* [Task goal] Which lines in the records below contain the word "headline"? Copy each one out.

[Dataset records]

-----

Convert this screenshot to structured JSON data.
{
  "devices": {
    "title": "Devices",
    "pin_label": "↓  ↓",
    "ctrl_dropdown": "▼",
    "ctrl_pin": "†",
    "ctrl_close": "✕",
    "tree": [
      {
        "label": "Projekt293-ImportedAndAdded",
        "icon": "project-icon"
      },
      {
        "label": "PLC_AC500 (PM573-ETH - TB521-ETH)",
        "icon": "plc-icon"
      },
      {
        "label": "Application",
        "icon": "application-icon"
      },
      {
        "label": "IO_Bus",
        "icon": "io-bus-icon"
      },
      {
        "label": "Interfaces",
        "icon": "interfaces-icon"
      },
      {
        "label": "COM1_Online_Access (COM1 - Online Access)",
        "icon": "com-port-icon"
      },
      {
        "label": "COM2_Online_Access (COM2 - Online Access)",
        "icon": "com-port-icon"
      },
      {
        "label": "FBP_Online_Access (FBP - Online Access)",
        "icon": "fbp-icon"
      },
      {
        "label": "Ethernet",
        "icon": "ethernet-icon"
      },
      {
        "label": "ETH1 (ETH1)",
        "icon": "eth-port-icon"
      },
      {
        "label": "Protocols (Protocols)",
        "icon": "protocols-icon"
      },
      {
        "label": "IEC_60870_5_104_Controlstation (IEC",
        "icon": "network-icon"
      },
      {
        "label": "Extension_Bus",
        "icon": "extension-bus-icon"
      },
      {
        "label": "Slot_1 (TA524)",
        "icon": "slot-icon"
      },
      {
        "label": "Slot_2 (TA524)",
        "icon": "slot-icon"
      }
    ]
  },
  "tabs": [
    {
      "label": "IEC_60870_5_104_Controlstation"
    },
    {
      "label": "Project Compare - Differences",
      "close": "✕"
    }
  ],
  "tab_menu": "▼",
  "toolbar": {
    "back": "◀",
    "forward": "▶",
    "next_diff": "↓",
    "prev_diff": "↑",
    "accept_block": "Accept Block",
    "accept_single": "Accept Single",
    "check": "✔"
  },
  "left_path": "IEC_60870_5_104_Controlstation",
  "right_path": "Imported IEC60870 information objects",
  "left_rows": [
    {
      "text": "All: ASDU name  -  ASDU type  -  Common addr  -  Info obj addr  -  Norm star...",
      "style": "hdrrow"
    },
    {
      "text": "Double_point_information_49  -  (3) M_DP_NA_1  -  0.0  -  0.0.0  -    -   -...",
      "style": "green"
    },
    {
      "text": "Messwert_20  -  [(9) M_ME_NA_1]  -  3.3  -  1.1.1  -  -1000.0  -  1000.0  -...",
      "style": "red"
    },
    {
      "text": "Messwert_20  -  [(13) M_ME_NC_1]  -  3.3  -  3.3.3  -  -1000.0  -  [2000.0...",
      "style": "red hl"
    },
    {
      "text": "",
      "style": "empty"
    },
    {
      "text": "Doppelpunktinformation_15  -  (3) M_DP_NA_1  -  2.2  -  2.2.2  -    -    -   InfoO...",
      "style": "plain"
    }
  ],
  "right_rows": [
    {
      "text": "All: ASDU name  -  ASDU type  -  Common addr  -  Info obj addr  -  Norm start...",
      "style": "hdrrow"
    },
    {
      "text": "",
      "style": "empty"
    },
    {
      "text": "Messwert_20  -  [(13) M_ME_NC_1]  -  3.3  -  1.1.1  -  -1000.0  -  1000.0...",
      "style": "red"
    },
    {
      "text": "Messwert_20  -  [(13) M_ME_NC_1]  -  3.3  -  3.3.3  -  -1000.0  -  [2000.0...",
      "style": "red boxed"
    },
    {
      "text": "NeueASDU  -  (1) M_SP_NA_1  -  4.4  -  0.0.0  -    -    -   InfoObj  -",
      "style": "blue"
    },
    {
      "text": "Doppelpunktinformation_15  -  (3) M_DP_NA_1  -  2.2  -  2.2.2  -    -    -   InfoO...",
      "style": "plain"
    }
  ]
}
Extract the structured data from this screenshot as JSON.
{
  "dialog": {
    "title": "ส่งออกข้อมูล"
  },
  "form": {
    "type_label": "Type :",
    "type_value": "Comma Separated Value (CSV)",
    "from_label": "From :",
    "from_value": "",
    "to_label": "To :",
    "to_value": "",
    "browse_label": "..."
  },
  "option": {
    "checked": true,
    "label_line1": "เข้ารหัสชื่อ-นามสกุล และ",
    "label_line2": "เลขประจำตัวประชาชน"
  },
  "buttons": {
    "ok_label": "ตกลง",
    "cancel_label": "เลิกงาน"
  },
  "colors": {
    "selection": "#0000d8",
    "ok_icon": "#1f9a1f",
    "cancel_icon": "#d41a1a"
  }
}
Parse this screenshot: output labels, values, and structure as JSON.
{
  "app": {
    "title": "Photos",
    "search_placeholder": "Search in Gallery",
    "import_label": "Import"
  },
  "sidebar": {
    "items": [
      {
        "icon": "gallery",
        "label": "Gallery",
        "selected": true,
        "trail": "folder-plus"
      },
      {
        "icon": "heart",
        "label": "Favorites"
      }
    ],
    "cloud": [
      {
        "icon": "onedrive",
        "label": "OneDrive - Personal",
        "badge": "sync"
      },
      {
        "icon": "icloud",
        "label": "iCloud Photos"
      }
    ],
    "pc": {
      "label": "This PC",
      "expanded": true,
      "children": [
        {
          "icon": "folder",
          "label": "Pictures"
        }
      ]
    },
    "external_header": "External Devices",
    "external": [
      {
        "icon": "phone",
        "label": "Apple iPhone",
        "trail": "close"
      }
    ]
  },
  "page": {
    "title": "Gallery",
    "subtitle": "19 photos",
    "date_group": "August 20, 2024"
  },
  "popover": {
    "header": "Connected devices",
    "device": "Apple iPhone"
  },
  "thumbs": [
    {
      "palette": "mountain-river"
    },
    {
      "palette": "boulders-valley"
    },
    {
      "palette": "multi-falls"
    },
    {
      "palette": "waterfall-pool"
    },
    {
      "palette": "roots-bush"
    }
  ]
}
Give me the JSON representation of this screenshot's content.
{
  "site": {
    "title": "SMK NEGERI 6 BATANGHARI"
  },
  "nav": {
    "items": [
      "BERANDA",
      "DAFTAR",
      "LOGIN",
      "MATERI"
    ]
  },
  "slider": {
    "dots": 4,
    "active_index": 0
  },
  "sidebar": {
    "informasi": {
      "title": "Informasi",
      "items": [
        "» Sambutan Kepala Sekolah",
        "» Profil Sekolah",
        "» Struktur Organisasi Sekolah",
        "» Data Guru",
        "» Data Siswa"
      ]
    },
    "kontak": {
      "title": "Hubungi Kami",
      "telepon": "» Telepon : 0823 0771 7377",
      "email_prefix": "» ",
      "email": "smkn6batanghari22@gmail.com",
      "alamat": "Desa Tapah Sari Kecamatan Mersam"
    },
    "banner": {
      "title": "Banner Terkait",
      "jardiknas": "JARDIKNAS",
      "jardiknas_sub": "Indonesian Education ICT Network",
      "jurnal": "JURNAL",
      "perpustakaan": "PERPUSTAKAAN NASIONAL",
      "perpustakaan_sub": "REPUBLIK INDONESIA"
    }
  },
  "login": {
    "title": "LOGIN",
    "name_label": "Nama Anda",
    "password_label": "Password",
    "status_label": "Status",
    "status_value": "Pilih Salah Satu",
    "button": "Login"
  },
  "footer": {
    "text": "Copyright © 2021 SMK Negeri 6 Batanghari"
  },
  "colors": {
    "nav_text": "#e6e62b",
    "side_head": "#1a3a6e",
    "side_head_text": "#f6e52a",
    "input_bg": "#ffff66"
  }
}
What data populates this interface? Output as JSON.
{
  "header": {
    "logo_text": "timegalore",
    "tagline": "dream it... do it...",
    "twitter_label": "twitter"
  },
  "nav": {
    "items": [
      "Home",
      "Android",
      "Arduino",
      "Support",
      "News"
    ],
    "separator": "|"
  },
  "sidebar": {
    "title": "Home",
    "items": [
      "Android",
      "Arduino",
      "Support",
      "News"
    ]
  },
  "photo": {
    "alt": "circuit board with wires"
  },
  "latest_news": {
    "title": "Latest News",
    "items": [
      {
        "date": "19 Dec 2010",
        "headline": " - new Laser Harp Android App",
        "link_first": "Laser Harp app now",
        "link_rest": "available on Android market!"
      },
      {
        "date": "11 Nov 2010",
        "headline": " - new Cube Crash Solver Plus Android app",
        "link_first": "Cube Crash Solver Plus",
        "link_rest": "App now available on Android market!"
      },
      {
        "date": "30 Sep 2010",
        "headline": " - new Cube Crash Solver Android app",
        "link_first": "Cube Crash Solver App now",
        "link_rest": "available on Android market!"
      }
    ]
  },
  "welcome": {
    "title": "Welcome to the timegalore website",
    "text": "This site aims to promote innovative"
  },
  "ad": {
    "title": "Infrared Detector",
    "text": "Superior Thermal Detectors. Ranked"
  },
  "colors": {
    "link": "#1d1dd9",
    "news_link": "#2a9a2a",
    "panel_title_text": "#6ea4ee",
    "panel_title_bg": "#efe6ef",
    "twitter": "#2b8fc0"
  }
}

-----

* [Response to this task]
        "headline": " - new Laser Harp Android App",
        "headline": " - new Cube Crash Solver Plus Android app",
        "headline": " - new Cube Crash Solver Android app",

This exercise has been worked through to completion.